Aim of the task: Pick out all lines in the listing holding the string "scroll" and copy them.
• • • • • • •
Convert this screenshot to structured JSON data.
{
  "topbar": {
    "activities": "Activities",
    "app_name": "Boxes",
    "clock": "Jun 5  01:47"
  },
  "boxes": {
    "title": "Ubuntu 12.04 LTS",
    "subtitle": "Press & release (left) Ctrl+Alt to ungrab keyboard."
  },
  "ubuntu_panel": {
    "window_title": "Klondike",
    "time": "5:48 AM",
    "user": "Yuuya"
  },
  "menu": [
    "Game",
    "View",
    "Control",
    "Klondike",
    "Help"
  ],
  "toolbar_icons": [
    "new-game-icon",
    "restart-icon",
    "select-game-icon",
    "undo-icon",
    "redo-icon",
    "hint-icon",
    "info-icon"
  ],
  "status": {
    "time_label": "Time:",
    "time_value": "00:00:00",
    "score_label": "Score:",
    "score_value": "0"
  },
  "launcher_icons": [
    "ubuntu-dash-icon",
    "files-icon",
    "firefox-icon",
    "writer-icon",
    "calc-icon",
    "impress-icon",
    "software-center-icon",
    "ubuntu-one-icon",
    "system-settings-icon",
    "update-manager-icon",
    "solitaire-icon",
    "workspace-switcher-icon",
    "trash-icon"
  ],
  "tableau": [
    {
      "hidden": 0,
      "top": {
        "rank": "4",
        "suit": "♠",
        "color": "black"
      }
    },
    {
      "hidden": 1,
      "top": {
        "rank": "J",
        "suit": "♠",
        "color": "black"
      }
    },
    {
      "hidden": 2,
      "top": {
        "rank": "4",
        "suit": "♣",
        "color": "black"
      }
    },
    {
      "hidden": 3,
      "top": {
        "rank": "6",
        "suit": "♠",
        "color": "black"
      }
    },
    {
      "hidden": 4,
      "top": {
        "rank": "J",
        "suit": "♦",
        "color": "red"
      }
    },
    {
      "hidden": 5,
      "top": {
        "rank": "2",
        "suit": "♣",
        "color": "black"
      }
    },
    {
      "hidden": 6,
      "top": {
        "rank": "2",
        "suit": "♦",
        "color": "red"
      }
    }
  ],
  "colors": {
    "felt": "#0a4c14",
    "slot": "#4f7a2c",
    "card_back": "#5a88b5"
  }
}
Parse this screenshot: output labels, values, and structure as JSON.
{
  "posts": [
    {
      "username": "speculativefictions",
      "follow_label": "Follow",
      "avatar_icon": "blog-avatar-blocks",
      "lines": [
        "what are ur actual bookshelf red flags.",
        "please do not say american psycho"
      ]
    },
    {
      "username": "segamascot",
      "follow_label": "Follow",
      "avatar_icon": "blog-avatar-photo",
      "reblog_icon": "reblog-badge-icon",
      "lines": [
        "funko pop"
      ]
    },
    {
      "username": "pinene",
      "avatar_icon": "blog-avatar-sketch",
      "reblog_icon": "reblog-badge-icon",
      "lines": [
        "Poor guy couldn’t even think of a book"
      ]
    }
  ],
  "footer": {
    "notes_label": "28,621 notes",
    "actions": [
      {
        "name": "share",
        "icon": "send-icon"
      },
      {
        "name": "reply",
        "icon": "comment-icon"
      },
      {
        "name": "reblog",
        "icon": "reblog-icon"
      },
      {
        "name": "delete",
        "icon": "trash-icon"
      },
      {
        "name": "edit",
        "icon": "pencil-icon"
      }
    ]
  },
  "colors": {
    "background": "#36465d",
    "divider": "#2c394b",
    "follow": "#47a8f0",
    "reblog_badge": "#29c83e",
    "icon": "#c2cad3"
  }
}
• • • • • • •
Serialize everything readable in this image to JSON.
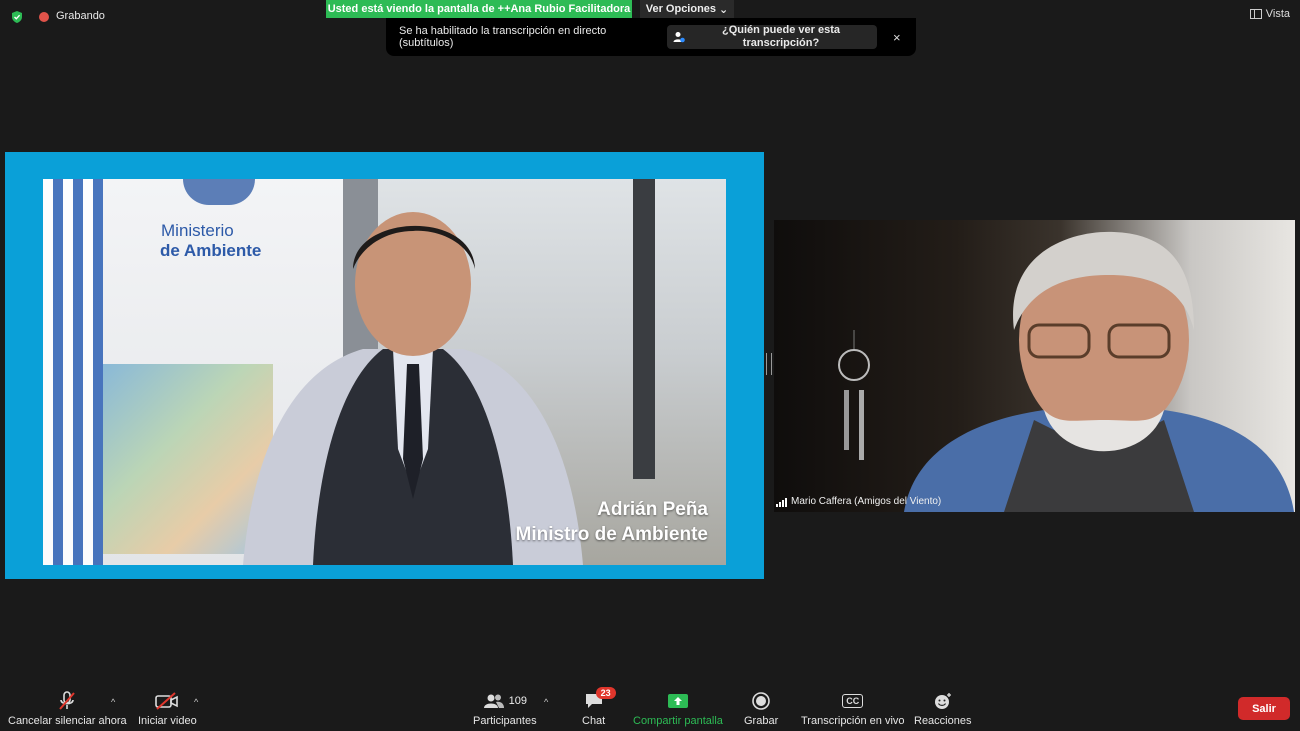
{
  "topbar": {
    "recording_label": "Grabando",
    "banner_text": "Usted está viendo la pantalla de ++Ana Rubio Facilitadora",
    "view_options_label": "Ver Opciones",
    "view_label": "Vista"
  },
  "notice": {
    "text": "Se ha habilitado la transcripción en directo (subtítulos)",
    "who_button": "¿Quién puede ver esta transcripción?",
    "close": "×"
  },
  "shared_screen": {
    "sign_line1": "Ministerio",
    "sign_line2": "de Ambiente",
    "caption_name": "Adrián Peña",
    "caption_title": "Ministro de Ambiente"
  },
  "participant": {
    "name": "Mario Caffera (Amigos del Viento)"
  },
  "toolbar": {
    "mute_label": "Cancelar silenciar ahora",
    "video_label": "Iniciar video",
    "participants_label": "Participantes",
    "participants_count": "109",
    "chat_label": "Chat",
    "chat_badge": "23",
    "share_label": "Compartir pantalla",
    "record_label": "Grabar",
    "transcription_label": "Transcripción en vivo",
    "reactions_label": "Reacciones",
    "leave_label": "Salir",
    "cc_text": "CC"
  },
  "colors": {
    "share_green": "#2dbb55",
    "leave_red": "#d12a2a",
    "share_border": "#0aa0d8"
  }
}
• • • • • • •
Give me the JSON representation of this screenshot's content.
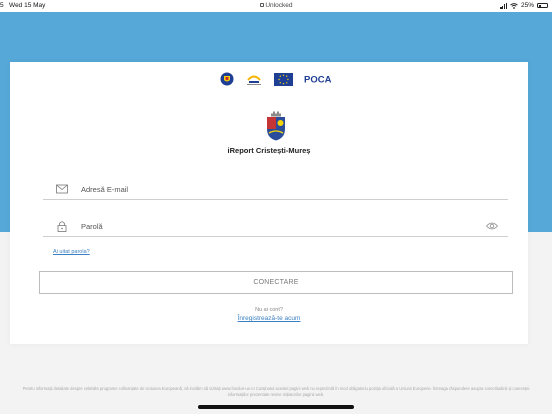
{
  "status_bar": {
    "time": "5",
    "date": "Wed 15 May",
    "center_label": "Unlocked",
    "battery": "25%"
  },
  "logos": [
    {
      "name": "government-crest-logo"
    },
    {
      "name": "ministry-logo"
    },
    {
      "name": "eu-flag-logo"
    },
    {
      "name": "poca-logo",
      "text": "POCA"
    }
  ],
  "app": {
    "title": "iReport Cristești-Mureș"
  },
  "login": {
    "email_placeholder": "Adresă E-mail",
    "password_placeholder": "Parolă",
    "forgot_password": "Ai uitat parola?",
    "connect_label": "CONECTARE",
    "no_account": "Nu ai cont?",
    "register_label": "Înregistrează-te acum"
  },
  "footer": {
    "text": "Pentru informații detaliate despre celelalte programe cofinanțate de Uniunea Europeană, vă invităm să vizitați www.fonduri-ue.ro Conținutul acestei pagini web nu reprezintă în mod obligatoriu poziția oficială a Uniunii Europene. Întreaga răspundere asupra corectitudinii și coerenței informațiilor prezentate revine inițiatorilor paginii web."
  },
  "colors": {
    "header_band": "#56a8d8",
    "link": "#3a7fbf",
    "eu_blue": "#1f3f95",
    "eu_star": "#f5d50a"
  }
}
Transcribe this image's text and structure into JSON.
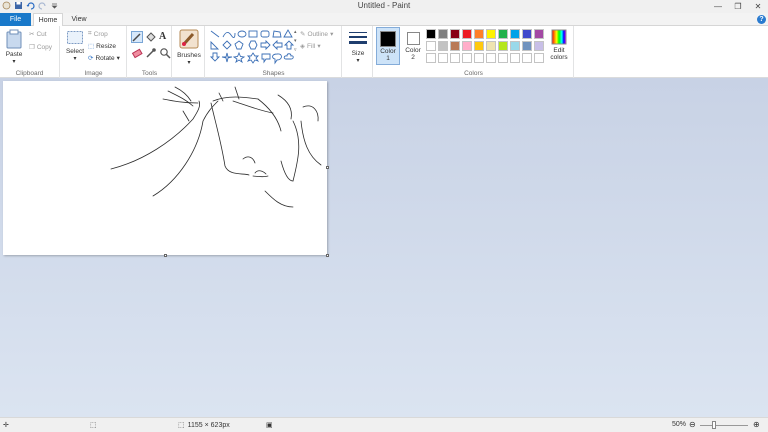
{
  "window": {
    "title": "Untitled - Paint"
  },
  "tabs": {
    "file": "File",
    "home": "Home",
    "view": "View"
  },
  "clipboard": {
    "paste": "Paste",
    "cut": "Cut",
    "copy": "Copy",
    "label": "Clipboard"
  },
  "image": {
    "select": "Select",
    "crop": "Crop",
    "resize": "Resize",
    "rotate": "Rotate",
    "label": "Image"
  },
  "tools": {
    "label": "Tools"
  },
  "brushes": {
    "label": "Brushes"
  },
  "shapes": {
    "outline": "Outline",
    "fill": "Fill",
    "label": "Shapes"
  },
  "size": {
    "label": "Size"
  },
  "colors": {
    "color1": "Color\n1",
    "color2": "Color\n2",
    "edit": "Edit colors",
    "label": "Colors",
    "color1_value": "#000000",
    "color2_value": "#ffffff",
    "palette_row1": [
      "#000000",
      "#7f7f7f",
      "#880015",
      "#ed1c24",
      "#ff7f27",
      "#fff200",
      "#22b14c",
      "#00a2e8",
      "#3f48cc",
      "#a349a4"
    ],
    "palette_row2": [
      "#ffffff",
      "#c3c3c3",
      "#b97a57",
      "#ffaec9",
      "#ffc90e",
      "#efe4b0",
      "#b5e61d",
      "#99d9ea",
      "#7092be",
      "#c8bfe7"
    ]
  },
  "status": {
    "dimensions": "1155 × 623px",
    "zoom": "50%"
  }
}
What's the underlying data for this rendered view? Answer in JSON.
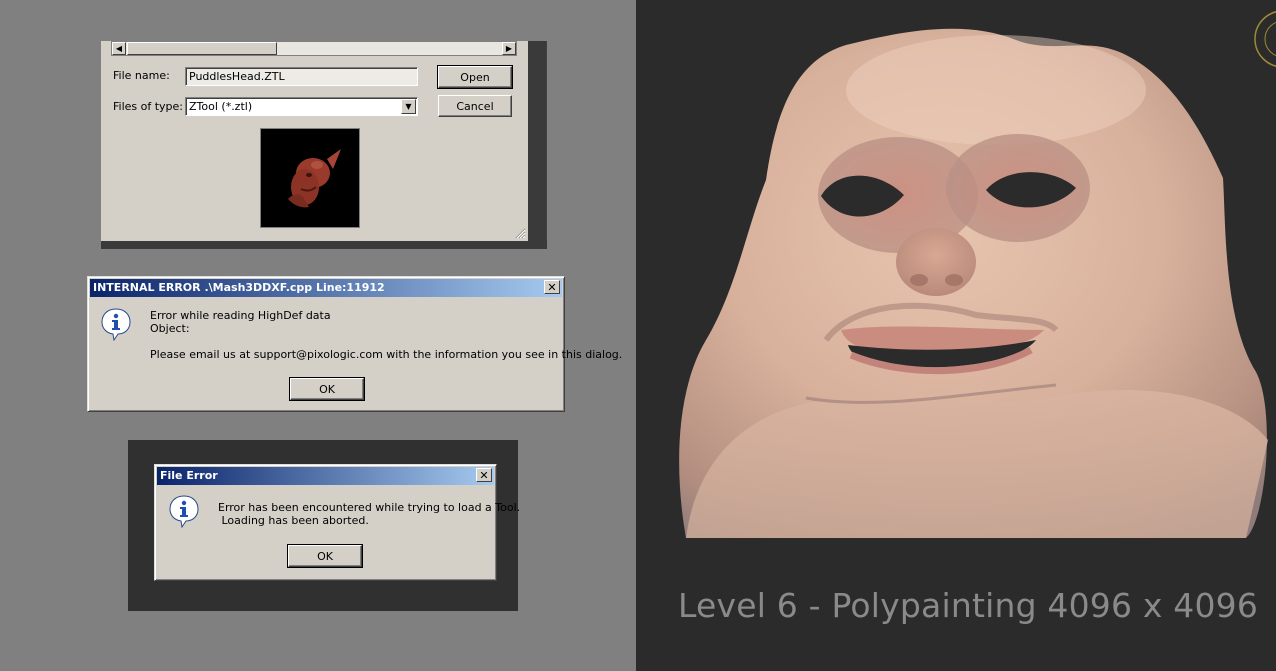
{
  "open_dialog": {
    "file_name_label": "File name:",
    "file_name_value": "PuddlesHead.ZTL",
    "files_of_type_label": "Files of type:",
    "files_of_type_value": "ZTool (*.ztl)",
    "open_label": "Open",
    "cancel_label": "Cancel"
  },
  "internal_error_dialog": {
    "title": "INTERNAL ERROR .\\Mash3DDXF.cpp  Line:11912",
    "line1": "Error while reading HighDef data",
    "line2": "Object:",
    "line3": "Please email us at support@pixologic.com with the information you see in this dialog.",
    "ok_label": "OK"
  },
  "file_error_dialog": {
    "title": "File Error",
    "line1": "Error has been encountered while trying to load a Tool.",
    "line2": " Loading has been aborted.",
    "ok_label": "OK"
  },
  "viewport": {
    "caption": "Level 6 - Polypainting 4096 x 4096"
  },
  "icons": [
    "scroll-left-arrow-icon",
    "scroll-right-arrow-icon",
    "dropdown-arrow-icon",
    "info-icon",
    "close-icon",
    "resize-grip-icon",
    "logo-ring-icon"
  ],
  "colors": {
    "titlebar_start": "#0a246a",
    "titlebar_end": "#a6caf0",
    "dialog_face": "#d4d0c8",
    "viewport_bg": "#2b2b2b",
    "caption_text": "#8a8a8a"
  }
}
• • • • • • •
Expected answer:
    "scroll-left-arrow-icon",
    "scroll-right-arrow-icon",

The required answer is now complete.